Aim of the task =
Check each line of the entries below for the string "chest"; copy every line where it appears.

#### Exercise material ####

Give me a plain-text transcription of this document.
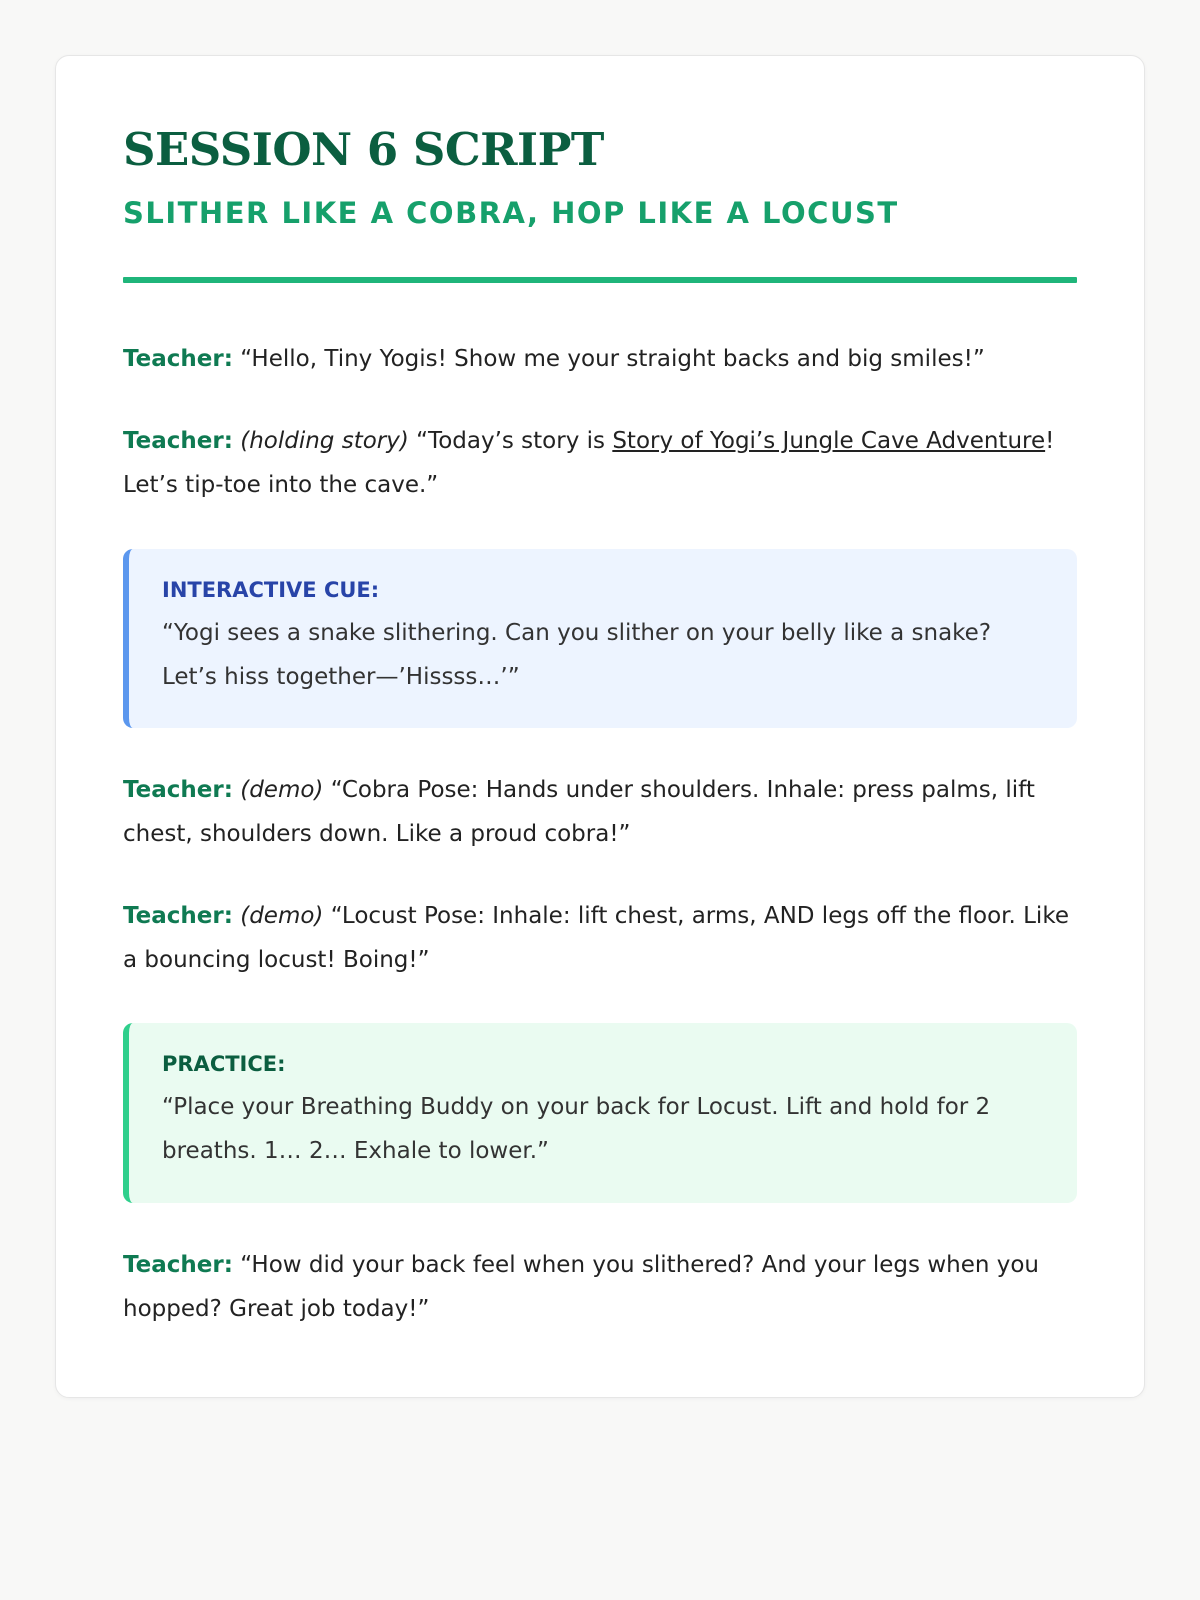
SESSION 6 SCRIPT
SLITHER LIKE A COBRA, HOP LIKE A LOCUST

Teacher: “Hello, Tiny Yogis! Show me your straight backs and big smiles!”

Teacher: (holding story) “Today’s story is Story of Yogi’s Jungle Cave Adventure! Let’s tip-toe into the cave.”

INTERACTIVE CUE:

“Yogi sees a snake slithering. Can you slither on your belly like a snake? Let’s hiss together—’Hissss…’”

Teacher: (demo) “Cobra Pose: Hands under shoulders. Inhale: press palms, lift chest, shoulders down. Like a proud cobra!”

Teacher: (demo) “Locust Pose: Inhale: lift chest, arms, AND legs off the floor. Like a bouncing locust! Boing!”

PRACTICE:

“Place your Breathing Buddy on your back for Locust. Lift and hold for 2 breaths. 1… 2… Exhale to lower.”

Teacher: “How did your back feel when you slithered? And your legs when you hopped? Great job today!”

####

Complete response =
Teacher: (demo) “Cobra Pose: Hands under shoulders. Inhale: press palms, lift chest, shoulders down. Like a proud cobra!”
Teacher: (demo) “Locust Pose: Inhale: lift chest, arms, AND legs off the floor. Like a bouncing locust! Boing!”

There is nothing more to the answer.